§ Task list
**1.** In the passage on Henry VI and the crisis of 1455, for what date was the great council at Leicester summoned to assemble?
**2.** Write the next part of the passage about Henry VI's response to York's challenge in 1455, starting right after its final sentence.

§ Excerpted passage
If Henry did fully recover his wits in the New Year 1455, his political judgement was still as weak as it had been. His restoration of Somerset and Exeter to favour caused York, Salisbury and Warwick to flee the court early in March, resolved to form an alliance and, if necessary, to impose their will on him by force of arms. The king’s reaction, to some extent, followed the lines of his moves to meet York’s similar threat of 1451–2, but this time it was dilatory and lethargic, in contrast to the timely and successful counter-measures which had led to York’s humiliation at Dartford. On 21 April 1455 a great council was summoned to assemble at Leicester for 21 May. According to York and his allies its declared purpose, as stated in the writs of summons to it, was to provide for the threatened safety
of the king. This they took to be directed against themselves. Precisely what was intended cannot be ascertained. Imposition of the arbitration between York and Somerset, which Henry had ordered to be prepared by certain lords, was due by 20 June. Behind Somerset were both the king and the queen and the declaration of this award was probably intended to be made the occasion of some exemplary humiliation of York at the hands of the establishment, reminiscent of his public submission and oath-taking at the high altar of St Paul’s after his failure to secure the dismissal of Somerset in 1452. Whatever was intended was to be staged in a hand-picked assembly in the queen’s castle, town and honour of Leicester in the heart of the Lancastrian homelands. The writs, sent out on 21 April by special messengers to selected individuals in the shires, were designed to produce a nominated assembly of lords, knights and esquires, after the manner of a parliament, but with no burgesses and with no elections.3 York and his friends must have recalled with apprehension the sinister precedent at Bury St Edmunds in 1447, when Duke Humphrey had been arrested, dutifully obeying a summons to a specially staged parliament. Although some bows and guns were ordered for what the exchequer later called the king’s ‘parliamentary journey’ of May 14554 timely, efficient preparations and precautions for it on the pattern of 1447 and 1452 were unaccountably not repeated. It seems that Henry, possibly relying on York’s earlier solemn public undertaking never again to attempt anything by way of force, at first considered that no show of military power would be necessary. Urgent messages requiring troops from the city of Coventry were not sent out until 18 May.5 Similar, last-minute, military summonses to various lords, rather than reluctance of the nobility to support the king, probably explains the late arrival at St Albans, after the battle, of a number of magnate contingents. The need to meet at Leicester was itself an admission of weakness, only partially due to Somerset’s unpopularity in London, and to the queen’s dominance of Henry, since it repeated Henry’s own reaction both to the impeachment of Suffolk and to the Cade rebels in 1450. It foreshadowed the semi-permanent withdrawal of the king and court to areas assumed to have the greatest loyalty in the few remaining years of his dynasty from August 1456.

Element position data
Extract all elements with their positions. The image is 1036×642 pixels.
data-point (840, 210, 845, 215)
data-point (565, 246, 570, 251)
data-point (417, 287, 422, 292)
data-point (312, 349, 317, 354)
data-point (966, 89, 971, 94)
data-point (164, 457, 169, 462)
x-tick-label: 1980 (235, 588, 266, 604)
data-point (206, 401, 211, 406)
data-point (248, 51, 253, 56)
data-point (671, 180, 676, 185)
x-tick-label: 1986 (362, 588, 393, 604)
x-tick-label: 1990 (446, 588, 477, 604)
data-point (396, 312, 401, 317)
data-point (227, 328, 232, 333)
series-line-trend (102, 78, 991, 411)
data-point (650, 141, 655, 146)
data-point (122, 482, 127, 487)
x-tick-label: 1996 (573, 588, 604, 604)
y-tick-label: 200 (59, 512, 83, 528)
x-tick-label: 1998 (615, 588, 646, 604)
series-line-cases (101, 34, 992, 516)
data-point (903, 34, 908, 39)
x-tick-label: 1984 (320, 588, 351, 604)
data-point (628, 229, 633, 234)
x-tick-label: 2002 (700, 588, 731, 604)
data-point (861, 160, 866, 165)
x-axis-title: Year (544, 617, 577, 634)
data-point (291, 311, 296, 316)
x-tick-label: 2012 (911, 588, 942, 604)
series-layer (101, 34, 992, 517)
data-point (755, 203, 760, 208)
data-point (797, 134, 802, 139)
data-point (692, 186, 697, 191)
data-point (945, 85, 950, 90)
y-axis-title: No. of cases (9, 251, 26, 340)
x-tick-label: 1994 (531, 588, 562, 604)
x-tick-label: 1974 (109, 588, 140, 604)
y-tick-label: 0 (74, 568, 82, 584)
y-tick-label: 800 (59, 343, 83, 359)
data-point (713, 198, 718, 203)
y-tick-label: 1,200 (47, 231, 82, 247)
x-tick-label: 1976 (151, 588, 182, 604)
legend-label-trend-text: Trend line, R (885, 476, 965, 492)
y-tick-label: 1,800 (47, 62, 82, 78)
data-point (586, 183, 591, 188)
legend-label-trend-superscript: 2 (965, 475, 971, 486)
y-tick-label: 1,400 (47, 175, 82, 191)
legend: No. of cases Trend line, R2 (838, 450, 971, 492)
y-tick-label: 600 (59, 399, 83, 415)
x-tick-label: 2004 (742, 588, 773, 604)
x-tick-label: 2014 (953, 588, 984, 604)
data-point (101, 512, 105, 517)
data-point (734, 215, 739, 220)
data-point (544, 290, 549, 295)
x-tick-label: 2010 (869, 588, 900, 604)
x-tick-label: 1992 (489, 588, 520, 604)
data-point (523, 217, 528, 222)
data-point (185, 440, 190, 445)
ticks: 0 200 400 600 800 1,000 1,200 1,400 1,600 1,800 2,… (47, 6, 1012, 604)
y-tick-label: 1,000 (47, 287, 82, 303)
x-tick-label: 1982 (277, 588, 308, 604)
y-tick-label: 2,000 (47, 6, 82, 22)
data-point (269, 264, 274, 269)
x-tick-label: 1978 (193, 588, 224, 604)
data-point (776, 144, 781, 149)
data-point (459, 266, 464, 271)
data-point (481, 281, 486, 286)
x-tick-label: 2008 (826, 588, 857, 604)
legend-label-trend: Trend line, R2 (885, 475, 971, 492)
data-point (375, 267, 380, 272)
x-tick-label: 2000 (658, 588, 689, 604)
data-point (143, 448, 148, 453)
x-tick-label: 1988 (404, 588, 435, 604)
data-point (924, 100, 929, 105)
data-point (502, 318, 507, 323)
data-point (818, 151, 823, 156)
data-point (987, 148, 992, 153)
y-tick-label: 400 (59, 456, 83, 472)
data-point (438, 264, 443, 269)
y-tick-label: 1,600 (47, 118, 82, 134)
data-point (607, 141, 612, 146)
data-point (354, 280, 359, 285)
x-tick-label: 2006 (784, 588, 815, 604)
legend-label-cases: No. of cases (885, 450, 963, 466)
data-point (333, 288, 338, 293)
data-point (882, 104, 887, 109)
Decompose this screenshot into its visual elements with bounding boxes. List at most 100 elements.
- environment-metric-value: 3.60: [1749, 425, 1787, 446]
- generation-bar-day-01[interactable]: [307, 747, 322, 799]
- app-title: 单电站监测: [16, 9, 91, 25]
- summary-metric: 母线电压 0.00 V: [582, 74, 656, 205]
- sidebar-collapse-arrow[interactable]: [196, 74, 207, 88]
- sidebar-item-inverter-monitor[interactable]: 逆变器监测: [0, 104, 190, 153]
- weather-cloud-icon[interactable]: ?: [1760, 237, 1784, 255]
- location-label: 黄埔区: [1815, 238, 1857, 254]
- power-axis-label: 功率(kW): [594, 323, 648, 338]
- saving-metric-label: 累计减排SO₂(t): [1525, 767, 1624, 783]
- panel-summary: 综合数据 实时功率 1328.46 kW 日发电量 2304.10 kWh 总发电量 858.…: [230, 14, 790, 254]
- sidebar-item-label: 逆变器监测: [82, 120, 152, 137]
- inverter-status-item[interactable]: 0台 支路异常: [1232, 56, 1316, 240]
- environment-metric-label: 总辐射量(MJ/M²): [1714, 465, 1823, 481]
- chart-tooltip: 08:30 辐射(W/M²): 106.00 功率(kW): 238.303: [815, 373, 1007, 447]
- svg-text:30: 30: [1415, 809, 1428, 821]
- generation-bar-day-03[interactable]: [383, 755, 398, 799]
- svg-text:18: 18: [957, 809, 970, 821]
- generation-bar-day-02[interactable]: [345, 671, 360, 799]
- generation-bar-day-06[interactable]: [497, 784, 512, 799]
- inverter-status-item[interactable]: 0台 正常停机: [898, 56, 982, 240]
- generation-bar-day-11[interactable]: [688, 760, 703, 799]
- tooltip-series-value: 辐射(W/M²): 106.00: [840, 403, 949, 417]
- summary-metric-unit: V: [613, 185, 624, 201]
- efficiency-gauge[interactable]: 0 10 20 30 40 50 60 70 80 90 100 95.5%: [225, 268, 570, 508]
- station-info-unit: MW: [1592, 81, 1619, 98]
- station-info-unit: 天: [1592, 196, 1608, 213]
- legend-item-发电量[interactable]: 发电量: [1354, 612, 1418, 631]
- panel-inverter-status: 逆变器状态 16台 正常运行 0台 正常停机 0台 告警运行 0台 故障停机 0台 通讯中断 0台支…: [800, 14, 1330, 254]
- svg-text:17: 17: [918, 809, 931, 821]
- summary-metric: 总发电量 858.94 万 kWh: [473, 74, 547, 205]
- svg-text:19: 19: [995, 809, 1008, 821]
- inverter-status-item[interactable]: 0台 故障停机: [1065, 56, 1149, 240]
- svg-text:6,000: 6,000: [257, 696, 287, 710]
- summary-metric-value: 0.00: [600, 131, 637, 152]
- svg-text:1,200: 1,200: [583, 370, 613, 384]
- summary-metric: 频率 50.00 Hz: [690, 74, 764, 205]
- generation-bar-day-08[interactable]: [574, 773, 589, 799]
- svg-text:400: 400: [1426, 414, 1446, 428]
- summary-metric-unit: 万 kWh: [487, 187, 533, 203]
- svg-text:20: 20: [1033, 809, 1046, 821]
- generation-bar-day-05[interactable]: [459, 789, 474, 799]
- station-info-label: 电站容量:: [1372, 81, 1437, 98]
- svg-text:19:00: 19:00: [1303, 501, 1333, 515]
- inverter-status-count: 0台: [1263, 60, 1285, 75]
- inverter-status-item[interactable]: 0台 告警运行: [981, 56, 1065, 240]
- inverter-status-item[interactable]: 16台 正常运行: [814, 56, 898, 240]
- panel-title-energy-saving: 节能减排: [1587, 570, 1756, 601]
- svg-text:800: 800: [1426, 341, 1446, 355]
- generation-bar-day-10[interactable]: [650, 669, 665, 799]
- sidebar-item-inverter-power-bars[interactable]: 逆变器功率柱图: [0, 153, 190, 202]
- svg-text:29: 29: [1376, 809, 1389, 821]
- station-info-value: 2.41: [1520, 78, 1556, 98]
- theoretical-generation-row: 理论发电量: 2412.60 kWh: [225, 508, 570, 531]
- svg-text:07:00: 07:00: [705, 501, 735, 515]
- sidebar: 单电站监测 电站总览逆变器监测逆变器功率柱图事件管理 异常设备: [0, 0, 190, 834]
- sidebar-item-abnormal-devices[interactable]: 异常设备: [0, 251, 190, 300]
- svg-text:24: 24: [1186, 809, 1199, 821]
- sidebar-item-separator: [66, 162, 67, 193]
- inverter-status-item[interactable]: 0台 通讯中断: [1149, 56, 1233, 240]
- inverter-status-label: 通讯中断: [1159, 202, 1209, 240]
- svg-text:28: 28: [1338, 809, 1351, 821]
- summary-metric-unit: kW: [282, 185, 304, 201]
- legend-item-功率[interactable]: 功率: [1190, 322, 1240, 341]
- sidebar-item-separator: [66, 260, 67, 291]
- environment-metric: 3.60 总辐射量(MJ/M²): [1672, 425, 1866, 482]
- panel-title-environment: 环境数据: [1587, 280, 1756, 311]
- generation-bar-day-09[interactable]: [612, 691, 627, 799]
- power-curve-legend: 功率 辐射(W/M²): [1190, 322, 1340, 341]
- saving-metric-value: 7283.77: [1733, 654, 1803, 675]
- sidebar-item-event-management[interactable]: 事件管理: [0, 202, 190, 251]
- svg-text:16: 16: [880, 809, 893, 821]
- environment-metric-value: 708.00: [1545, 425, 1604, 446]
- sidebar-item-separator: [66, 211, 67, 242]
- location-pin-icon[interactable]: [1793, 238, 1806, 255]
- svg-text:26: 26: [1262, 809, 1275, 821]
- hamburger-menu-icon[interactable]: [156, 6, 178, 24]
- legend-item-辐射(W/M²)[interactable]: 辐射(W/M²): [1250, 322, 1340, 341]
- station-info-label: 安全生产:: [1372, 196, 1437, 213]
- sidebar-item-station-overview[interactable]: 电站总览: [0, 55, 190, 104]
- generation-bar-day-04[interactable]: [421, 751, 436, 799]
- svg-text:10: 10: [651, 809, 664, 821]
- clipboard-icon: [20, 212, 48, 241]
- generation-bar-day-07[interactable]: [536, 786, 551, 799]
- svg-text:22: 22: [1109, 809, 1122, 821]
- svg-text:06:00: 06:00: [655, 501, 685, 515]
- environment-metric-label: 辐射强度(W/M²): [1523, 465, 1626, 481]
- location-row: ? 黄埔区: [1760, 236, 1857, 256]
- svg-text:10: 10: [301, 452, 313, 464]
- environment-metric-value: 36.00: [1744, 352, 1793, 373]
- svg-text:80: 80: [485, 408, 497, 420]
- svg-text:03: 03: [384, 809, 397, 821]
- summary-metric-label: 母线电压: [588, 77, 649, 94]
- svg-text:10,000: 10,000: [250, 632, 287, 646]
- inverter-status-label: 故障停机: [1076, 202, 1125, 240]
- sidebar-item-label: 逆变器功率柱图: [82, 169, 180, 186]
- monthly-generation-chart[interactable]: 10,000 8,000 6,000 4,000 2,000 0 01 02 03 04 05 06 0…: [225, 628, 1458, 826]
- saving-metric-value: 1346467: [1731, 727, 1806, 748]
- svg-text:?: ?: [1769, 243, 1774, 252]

§ Exercise results
**1.** 21 May 1455

**2.**
The decision to hold this punitive assembly had been taken at an earlier, select great council meeting, to which York and the Nevills had not been summoned, held at Westminster in April, round about the date when the writs were sent out for the Leicester assembly. This later drew justifiable protests from them at the ‘jelosy had ayenst us’. Preparing their army in the north, they were made exactly aware of the king’s intended movements by the writs of summons which they did receive to the proposed Leicester assembly. Accordingly they planned to intercept Henry at St Albans on his way to Leicester. As in February 1452, Henry followed up the writs to the dissident lords with personal emissaries, one of whom was Salisbury’s son-in-law, the ex-treasurer of the protectorate, John Tiptoft, earl of Worcester, to persuade them to attend peaceably at Leicester. York detained these envoys until his forces were well on their way towards the king, to preserve secrecy about his movements. Finally, on 19 May, the new chancellor was ordered to prepare letters under the great seal to York, Norfolk, Salisbury and Warwick warning them that they would be treated as traitors and public enemies if they did not disband almost all their followers. York could keep 200 and the others 160 each.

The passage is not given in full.